_Task to carry out_:
Skip the pictures and quote all of the lines exactly.

_Given records_:
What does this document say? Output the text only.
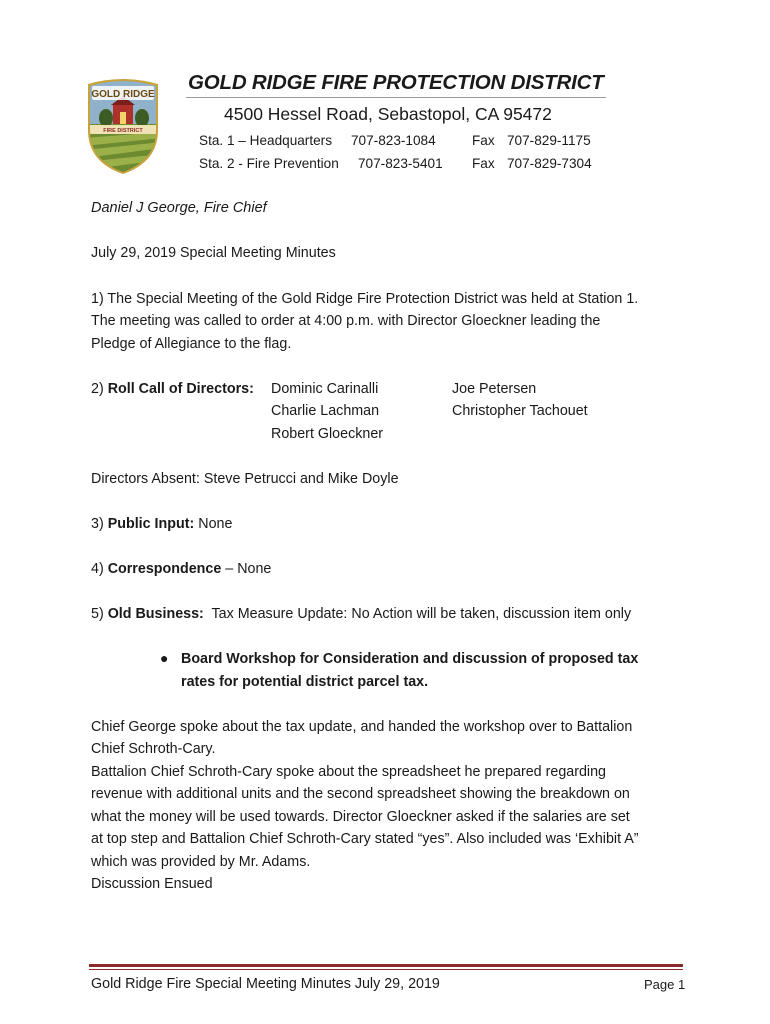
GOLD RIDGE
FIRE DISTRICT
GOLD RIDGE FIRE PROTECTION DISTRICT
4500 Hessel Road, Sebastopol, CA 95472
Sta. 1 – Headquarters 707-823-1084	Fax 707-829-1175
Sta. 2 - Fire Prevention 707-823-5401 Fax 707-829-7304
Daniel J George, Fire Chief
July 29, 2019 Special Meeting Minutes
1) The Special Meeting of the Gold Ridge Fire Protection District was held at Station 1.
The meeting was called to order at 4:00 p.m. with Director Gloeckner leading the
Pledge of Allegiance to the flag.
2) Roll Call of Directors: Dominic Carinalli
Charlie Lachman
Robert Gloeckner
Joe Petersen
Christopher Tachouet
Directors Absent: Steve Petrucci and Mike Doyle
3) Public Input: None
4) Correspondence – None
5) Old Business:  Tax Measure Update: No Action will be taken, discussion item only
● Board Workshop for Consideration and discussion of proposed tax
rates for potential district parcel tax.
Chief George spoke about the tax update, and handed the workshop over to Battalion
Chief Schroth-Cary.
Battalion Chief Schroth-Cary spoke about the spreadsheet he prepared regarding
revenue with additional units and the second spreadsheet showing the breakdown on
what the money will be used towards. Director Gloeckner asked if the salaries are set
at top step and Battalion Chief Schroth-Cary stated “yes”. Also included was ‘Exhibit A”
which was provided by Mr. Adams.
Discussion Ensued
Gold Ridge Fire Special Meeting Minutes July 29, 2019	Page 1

_The response_:
What does this document say? Output the text only.
GOLD RIDGE
FIRE DISTRICT
GOLD RIDGE FIRE PROTECTION DISTRICT
4500 Hessel Road, Sebastopol, CA 95472
Sta. 1 – Headquarters 707-823-1084	Fax 707-829-1175
Sta. 2 - Fire Prevention 707-823-5401 Fax 707-829-7304
Daniel J George, Fire Chief
July 29, 2019 Special Meeting Minutes
1) The Special Meeting of the Gold Ridge Fire Protection District was held at Station 1.
The meeting was called to order at 4:00 p.m. with Director Gloeckner leading the
Pledge of Allegiance to the flag.
2) Roll Call of Directors: Dominic Carinalli
Charlie Lachman
Robert Gloeckner
Joe Petersen
Christopher Tachouet
Directors Absent: Steve Petrucci and Mike Doyle
3) Public Input: None
4) Correspondence – None
5) Old Business:  Tax Measure Update: No Action will be taken, discussion item only
● Board Workshop for Consideration and discussion of proposed tax
rates for potential district parcel tax.
Chief George spoke about the tax update, and handed the workshop over to Battalion
Chief Schroth-Cary.
Battalion Chief Schroth-Cary spoke about the spreadsheet he prepared regarding
revenue with additional units and the second spreadsheet showing the breakdown on
what the money will be used towards. Director Gloeckner asked if the salaries are set
at top step and Battalion Chief Schroth-Cary stated “yes”. Also included was ‘Exhibit A”
which was provided by Mr. Adams.
Discussion Ensued
Gold Ridge Fire Special Meeting Minutes July 29, 2019	Page 1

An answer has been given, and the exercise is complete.